» **Work instructions**:
Extract each line bearing the word "Fighter".
====== Source material
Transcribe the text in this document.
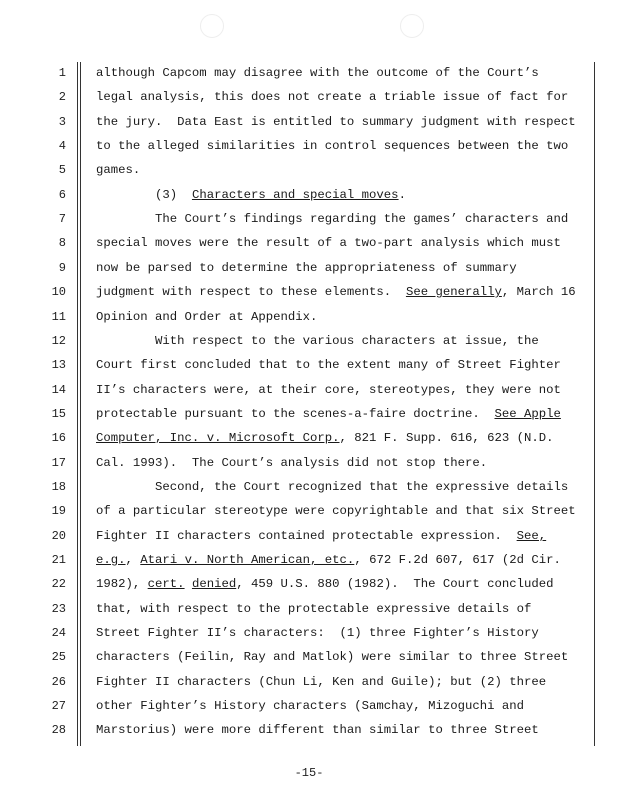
1 although Capcom may disagree with the outcome of the Court’s
2 legal analysis, this does not create a triable issue of fact for
3 the jury.  Data East is entitled to summary judgment with respect
4 to the alleged similarities in control sequences between the two
5 games.
6 (3)  Characters and special moves.
7 The Court’s findings regarding the games’ characters and
8 special moves were the result of a two-part analysis which must
9 now be parsed to determine the appropriateness of summary
10 judgment with respect to these elements.  See generally, March 16
11 Opinion and Order at Appendix.
12 With respect to the various characters at issue, the
13 Court first concluded that to the extent many of Street Fighter
14 II’s characters were, at their core, stereotypes, they were not
15 protectable pursuant to the scenes-a-faire doctrine.  See Apple
16 Computer, Inc. v. Microsoft Corp., 821 F. Supp. 616, 623 (N.D.
17 Cal. 1993).  The Court’s analysis did not stop there.
18 Second, the Court recognized that the expressive details
19 of a particular stereotype were copyrightable and that six Street
20 Fighter II characters contained protectable expression.  See,
21 e.g., Atari v. North American, etc., 672 F.2d 607, 617 (2d Cir.
22 1982), cert. denied, 459 U.S. 880 (1982).  The Court concluded
23 that, with respect to the protectable expressive details of
24 Street Fighter II’s characters:  (1) three Fighter’s History
25 characters (Feilin, Ray and Matlok) were similar to three Street
26 Fighter II characters (Chun Li, Ken and Guile); but (2) three
27 other Fighter’s History characters (Samchay, Mizoguchi and
28 Marstorius) were more different than similar to three Street
-15-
============
» **Written reply**:
13 Court first concluded that to the extent many of Street Fighter
20 Fighter II characters contained protectable expression.  See,
24 Street Fighter II’s characters:  (1) three Fighter’s History
26 Fighter II characters (Chun Li, Ken and Guile); but (2) three
27 other Fighter’s History characters (Samchay, Mizoguchi and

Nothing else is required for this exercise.